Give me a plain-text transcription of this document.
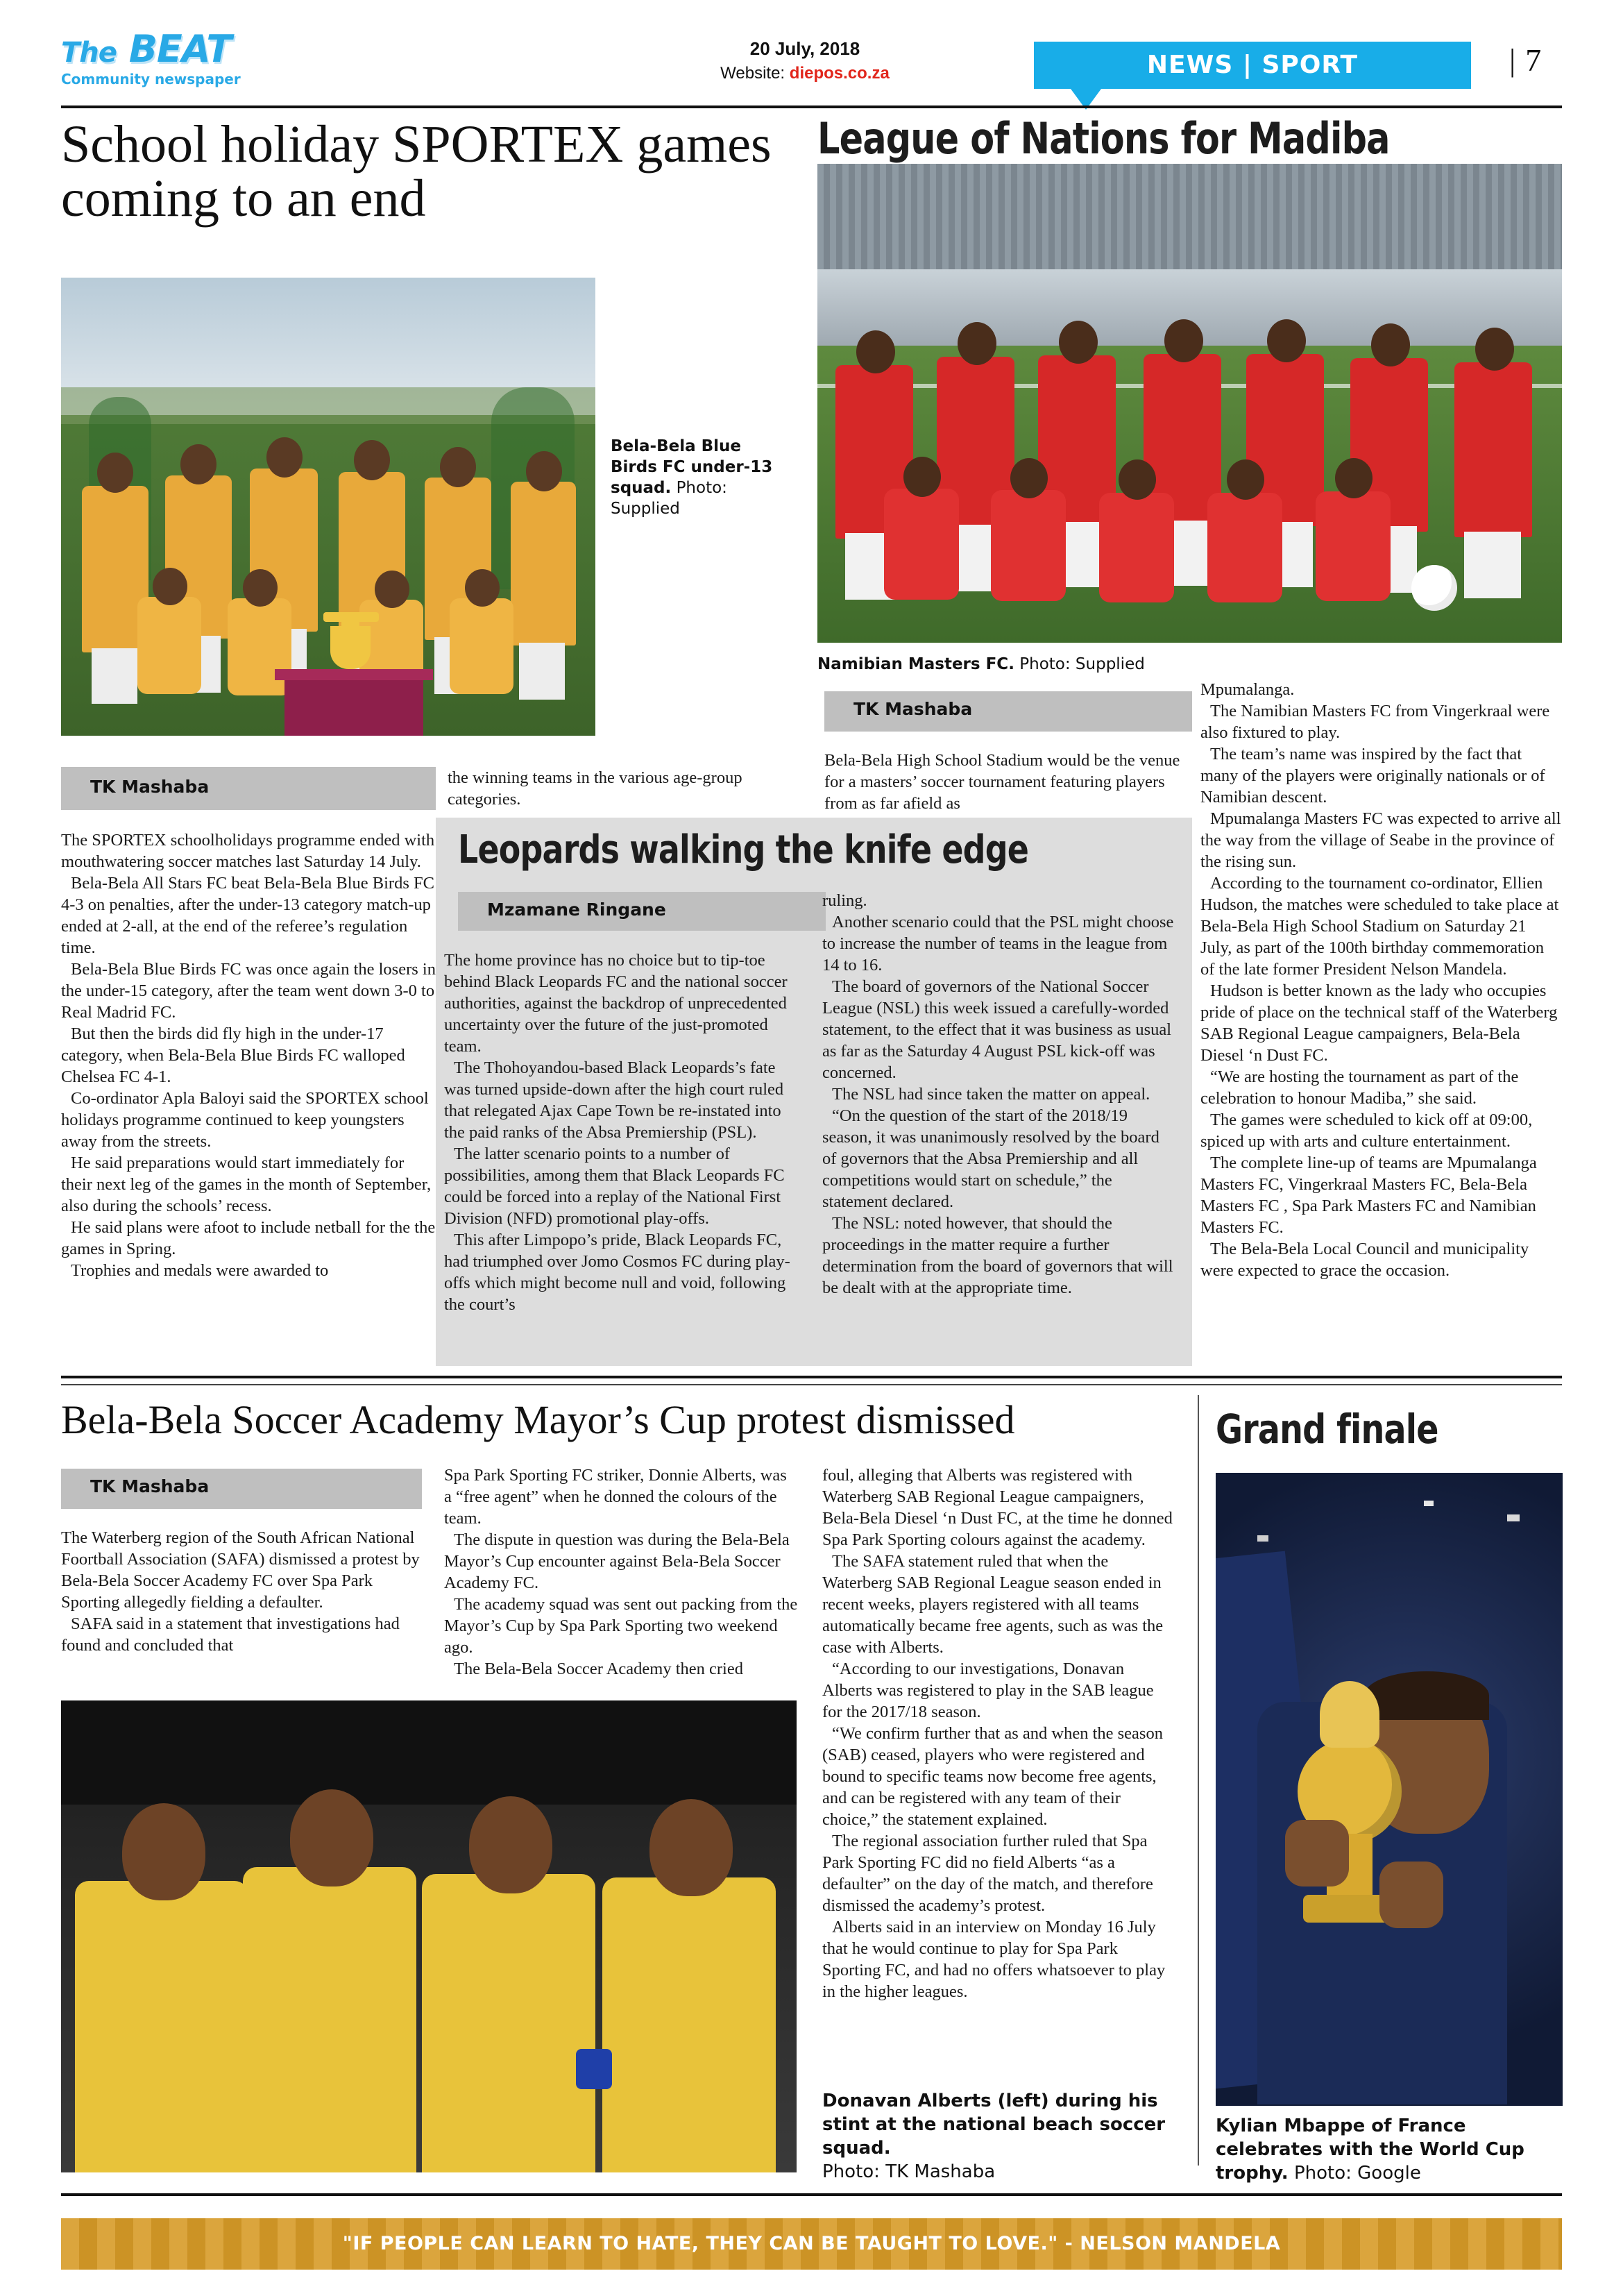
The BEAT
Community newspaper
20 July, 2018
Website: diepos.co.za	NEWS | SPORT	| 7
School holiday SPORTEX games coming to an end
Bela-Bela Blue Birds FC under-13 squad. Photo: Supplied
TK Mashaba

The SPORTEX schoolholidays programme ended with mouthwatering soccer matches last Saturday 14 July.

Bela-Bela All Stars FC beat Bela-Bela Blue Birds FC 4-3 on penalties, after the under-13 category match-up ended at 2-all, at the end of the referee’s regulation time.

Bela-Bela Blue Birds FC was once again the losers in the under-15 category, after the team went down 3-0 to Real Madrid FC.

But then the birds did fly high in the under-17 category, when Bela-Bela Blue Birds FC walloped Chelsea FC 4-1.

Co-ordinator Apla Baloyi said the SPORTEX school holidays programme continued to keep youngsters away from the streets.

He said preparations would start immediately for their next leg of the games in the month of September, also during the schools’ recess.

He said plans were afoot to include netball for the the games in Spring.

Trophies and medals were awarded to

the winning teams in the various age-group categories.

League of Nations for Madiba
Namibian Masters FC. Photo: Supplied
TK Mashaba

Bela-Bela High School Stadium would be the venue for a masters’ soccer tournament featuring players from as far afield as

Mpumalanga.

The Namibian Masters FC from Vingerkraal were also fixtured to play.

The team’s name was inspired by the fact that many of the players were originally nationals or of Namibian descent.

Mpumalanga Masters FC was expected to arrive all the way from the village of Seabe in the province of the rising sun.

According to the tournament co-ordinator, Ellien Hudson, the matches were scheduled to take place at Bela-Bela High School Stadium on Saturday 21 July, as part of the 100th birthday commemoration of the late former President Nelson Mandela.

Hudson is better known as the lady who occupies pride of place on the technical staff of the Waterberg SAB Regional League campaigners, Bela-Bela Diesel ‘n Dust FC.

“We are hosting the tournament as part of the celebration to honour Madiba,” she said.

The games were scheduled to kick off at 09:00, spiced up with arts and culture entertainment.

The complete line-up of teams are Mpumalanga Masters FC, Vingerkraal Masters FC, Bela-Bela Masters FC , Spa Park Masters FC and Namibian Masters FC.

The Bela-Bela Local Council and municipality were expected to grace the occasion.

Leopards walking the knife edge
Mzamane Ringane

The home province has no choice but to tip-toe behind Black Leopards FC and the national soccer authorities, against the backdrop of unprecedented uncertainty over the future of the just-promoted team.

The Thohoyandou-based Black Leopards’s fate was turned upside-down after the high court ruled that relegated Ajax Cape Town be re-instated into the paid ranks of the Absa Premiership (PSL).

The latter scenario points to a number of possibilities, among them that Black Leopards FC could be forced into a replay of the National First Division (NFD) promotional play-offs.

This after Limpopo’s pride, Black Leopards FC, had triumphed over Jomo Cosmos FC during play-offs which might become null and void, following the court’s

ruling.

Another scenario could that the PSL might choose to increase the number of teams in the league from 14 to 16.

The board of governors of the National Soccer League (NSL) this week issued a carefully-worded statement, to the effect that it was business as usual as far as the Saturday 4 August PSL kick-off was concerned.

The NSL had since taken the matter on appeal.

“On the question of the start of the 2018/19 season, it was unanimously resolved by the board of governors that the Absa Premiership and all competitions would start on schedule,” the statement declared.

The NSL: noted however, that should the proceedings in the matter require a further determination from the board of governors that will be dealt with at the appropriate time.

Bela-Bela Soccer Academy Mayor’s Cup protest dismissed
TK Mashaba

The Waterberg region of the South African National Foortball Association (SAFA) dismissed a protest by Bela-Bela Soccer Academy FC over Spa Park Sporting allegedly fielding a defaulter.

SAFA said in a statement that investigations had found and concluded that

Spa Park Sporting FC striker, Donnie Alberts, was a “free agent” when he donned the colours of the team.

The dispute in question was during the Bela-Bela Mayor’s Cup encounter against Bela-Bela Soccer Academy FC.

The academy squad was sent out packing from the Mayor’s Cup by Spa Park Sporting two weekend ago.

The Bela-Bela Soccer Academy then cried

foul, alleging that Alberts was registered with Waterberg SAB Regional League campaigners, Bela-Bela Diesel ‘n Dust FC, at the time he donned Spa Park Sporting colours against the academy.

The SAFA statement ruled that when the Waterberg SAB Regional League season ended in recent weeks, players registered with all teams automatically became free agents, such as was the case with Alberts.

“According to our investigations, Donavan Alberts was registered to play in the SAB league for the 2017/18 season.

“We confirm further that as and when the season (SAB) ceased, players who were registered and bound to specific teams now become free agents, and can be registered with any team of their choice,” the statement explained.

The regional association further ruled that Spa Park Sporting FC did no field Alberts “as a defaulter” on the day of the match, and therefore dismissed the academy’s protest.

Alberts said in an interview on Monday 16 July that he would continue to play for Spa Park Sporting FC, and had no offers whatsoever to play in the higher leagues.

Donavan Alberts (left) during his stint at the national beach soccer squad.
Photo: TK Mashaba
Grand finale
Kylian Mbappe of France celebrates with the World Cup trophy. Photo: Google
"IF PEOPLE CAN LEARN TO HATE, THEY CAN BE TAUGHT TO LOVE." - NELSON MANDELA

Aim: Return each line with "Birds".

Answer:
Bela-Bela Blue Birds FC under-13 squad. Photo: Supplied
Bela-Bela All Stars FC beat Bela-Bela Blue Birds FC 4-3 on penalties, after the under-13 category match-up ended at 2-all, at the end of the referee’s regulation time.
Bela-Bela Blue Birds FC was once again the losers in the under-15 category, after the team went down 3-0 to Real Madrid FC.
But then the birds did fly high in the under-17 category, when Bela-Bela Blue Birds FC walloped Chelsea FC 4-1.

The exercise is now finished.